- [Stated goal]:
Pull out each line of the data that includes the word "exteriores".

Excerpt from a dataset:
━━━

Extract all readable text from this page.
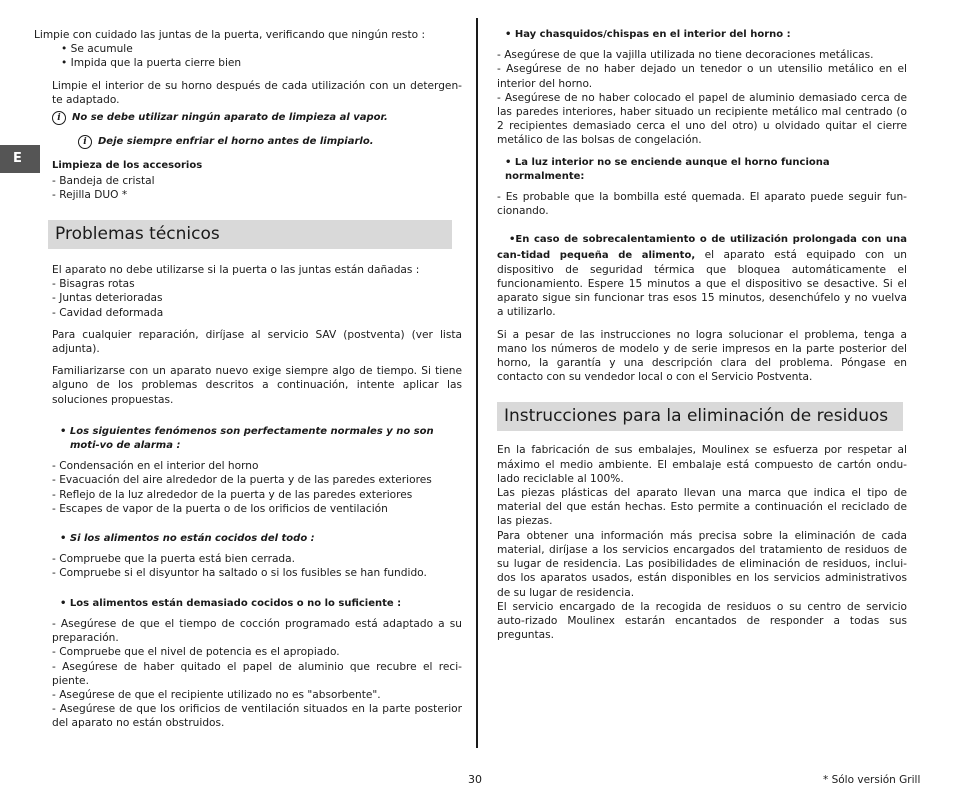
E

Limpie con cuidado las juntas de la puerta, verificando que ningún resto :

• Se acumule
• Impida que la puerta cierre bien

Limpie el interior de su horno después de cada utilización con un detergen-te adaptado.

i	No se debe utilizar ningún aparato de limpieza al vapor.
i	Deje siempre enfriar el horno antes de limpiarlo.
Limpieza de los accesorios
- Bandeja de cristal
- Rejilla DUO *
Problemas técnicos

El aparato no debe utilizarse si la puerta o las juntas están dañadas :

- Bisagras rotas
- Juntas deterioradas
- Cavidad deformada

Para cualquier reparación, diríjase al servicio SAV (postventa) (ver lista adjunta).

Familiarizarse con un aparato nuevo exige siempre algo de tiempo. Si tiene alguno de los problemas descritos a continuación, intente aplicar las soluciones propuestas.

• Los siguientes fenómenos son perfectamente normales y no son moti-vo de alarma :
- Condensación en el interior del horno
- Evacuación del aire alrededor de la puerta y de las paredes exteriores
- Reflejo de la luz alrededor de la puerta y de las paredes exteriores
- Escapes de vapor de la puerta o de los orificios de ventilación
• Si los alimentos no están cocidos del todo :
- Compruebe que la puerta está bien cerrada.
- Compruebe si el disyuntor ha saltado o si los fusibles se han fundido.
• Los alimentos están demasiado cocidos o no lo suficiente :

- Asegúrese de que el tiempo de cocción programado está adaptado a su preparación.

- Compruebe que el nivel de potencia es el apropiado.

- Asegúrese de haber quitado el papel de aluminio que recubre el reci-piente.

- Asegúrese de que el recipiente utilizado no es "absorbente".

- Asegúrese de que los orificios de ventilación situados en la parte posterior del aparato no están obstruidos.

• Hay chasquidos/chispas en el interior del horno :

- Asegúrese de que la vajilla utilizada no tiene decoraciones metálicas.

- Asegúrese de no haber dejado un tenedor o un utensilio metálico en el interior del horno.

- Asegúrese de no haber colocado el papel de aluminio demasiado cerca de las paredes interiores, haber situado un recipiente metálico mal centrado (o 2 recipientes demasiado cerca el uno del otro) u olvidado quitar el cierre metálico de las bolsas de congelación.

• La luz interior no se enciende aunque el horno funciona normalmente:

- Es probable que la bombilla esté quemada. El aparato puede seguir fun-cionando.

•En caso de sobrecalentamiento o de utilización prolongada con una can-tidad pequeña de alimento, el aparato está equipado con un dispositivo de seguridad térmica que bloquea automáticamente el funcionamiento. Espere 15 minutos a que el dispositivo se desactive. Si el aparato sigue sin funcionar tras esos 15 minutos, desenchúfelo y no vuelva a utilizarlo.

Si a pesar de las instrucciones no logra solucionar el problema, tenga a mano los números de modelo y de serie impresos en la parte posterior del horno, la garantía y una descripción clara del problema. Póngase en contacto con su vendedor local o con el Servicio Postventa.

Instrucciones para la eliminación de residuos

En la fabricación de sus embalajes, Moulinex se esfuerza por respetar al máximo el medio ambiente. El embalaje está compuesto de cartón ondu-lado reciclable al 100%.

Las piezas plásticas del aparato llevan una marca que indica el tipo de material del que están hechas. Esto permite a continuación el reciclado de las piezas.

Para obtener una información más precisa sobre la eliminación de cada material, diríjase a los servicios encargados del tratamiento de residuos de su lugar de residencia. Las posibilidades de eliminación de residuos, inclui-dos los aparatos usados, están disponibles en los servicios administrativos de su lugar de residencia.

El servicio encargado de la recogida de residuos o su centro de servicio auto-rizado Moulinex estarán encantados de responder a todas sus preguntas.

30	* Sólo versión Grill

━━━

- [Correct answer]:
- Evacuación del aire alrededor de la puerta y de las paredes exteriores
- Reflejo de la luz alrededor de la puerta y de las paredes exteriores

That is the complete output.